## Extracted entries
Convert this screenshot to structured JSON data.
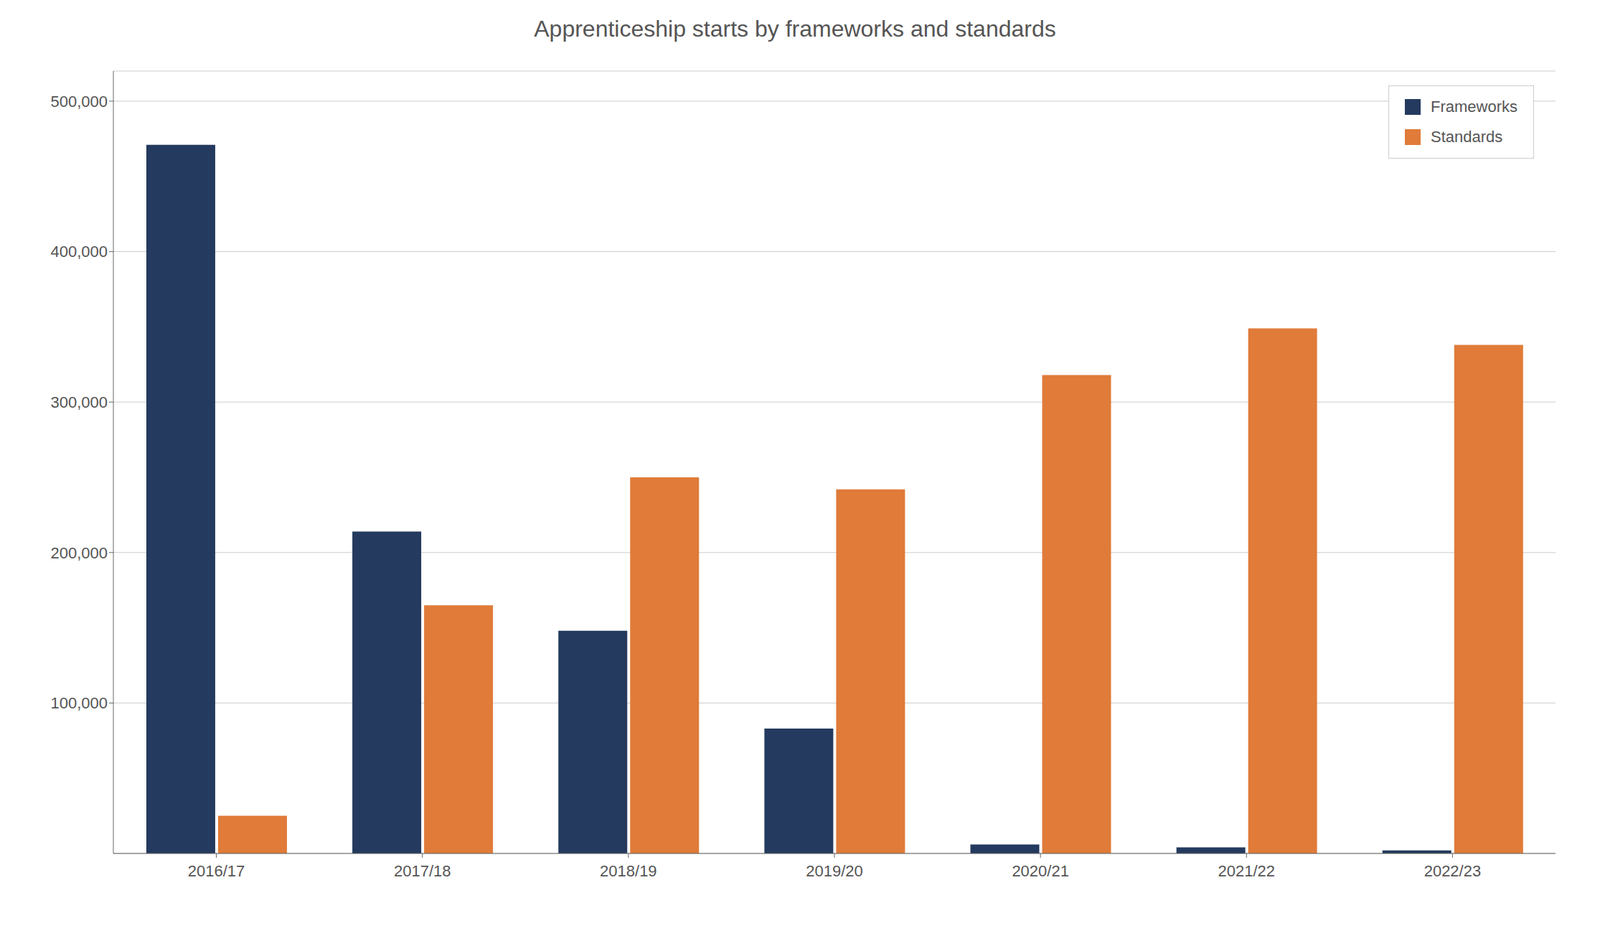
{
  "chart_data": {
    "type": "bar",
    "title": "Apprenticeship starts by frameworks and standards",
    "categories": [
      "2016/17",
      "2017/18",
      "2018/19",
      "2019/20",
      "2020/21",
      "2021/22",
      "2022/23"
    ],
    "series": [
      {
        "name": "Frameworks",
        "color": "#243a5e",
        "values": [
          471000,
          214000,
          148000,
          83000,
          6000,
          4000,
          2000
        ]
      },
      {
        "name": "Standards",
        "color": "#e07b39",
        "values": [
          25000,
          165000,
          250000,
          242000,
          318000,
          349000,
          338000
        ]
      }
    ],
    "ylim": [
      0,
      520000
    ],
    "yticks": [
      {
        "value": 100000,
        "label": "100,000"
      },
      {
        "value": 200000,
        "label": "200,000"
      },
      {
        "value": 300000,
        "label": "300,000"
      },
      {
        "value": 400000,
        "label": "400,000"
      },
      {
        "value": 500000,
        "label": "500,000"
      }
    ],
    "grid": true,
    "legend": "upper right"
  }
}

## Exercise brief
Copy the whole of the material above exactly, but not its images.

## Task answer
Convert this screenshot to structured JSON data.
{
  "chart_data": {
    "type": "bar",
    "title": "Apprenticeship starts by frameworks and standards",
    "categories": [
      "2016/17",
      "2017/18",
      "2018/19",
      "2019/20",
      "2020/21",
      "2021/22",
      "2022/23"
    ],
    "series": [
      {
        "name": "Frameworks",
        "color": "#243a5e",
        "values": [
          471000,
          214000,
          148000,
          83000,
          6000,
          4000,
          2000
        ]
      },
      {
        "name": "Standards",
        "color": "#e07b39",
        "values": [
          25000,
          165000,
          250000,
          242000,
          318000,
          349000,
          338000
        ]
      }
    ],
    "ylim": [
      0,
      520000
    ],
    "yticks": [
      {
        "value": 100000,
        "label": "100,000"
      },
      {
        "value": 200000,
        "label": "200,000"
      },
      {
        "value": 300000,
        "label": "300,000"
      },
      {
        "value": 400000,
        "label": "400,000"
      },
      {
        "value": 500000,
        "label": "500,000"
      }
    ],
    "grid": true,
    "legend": "upper right"
  }
}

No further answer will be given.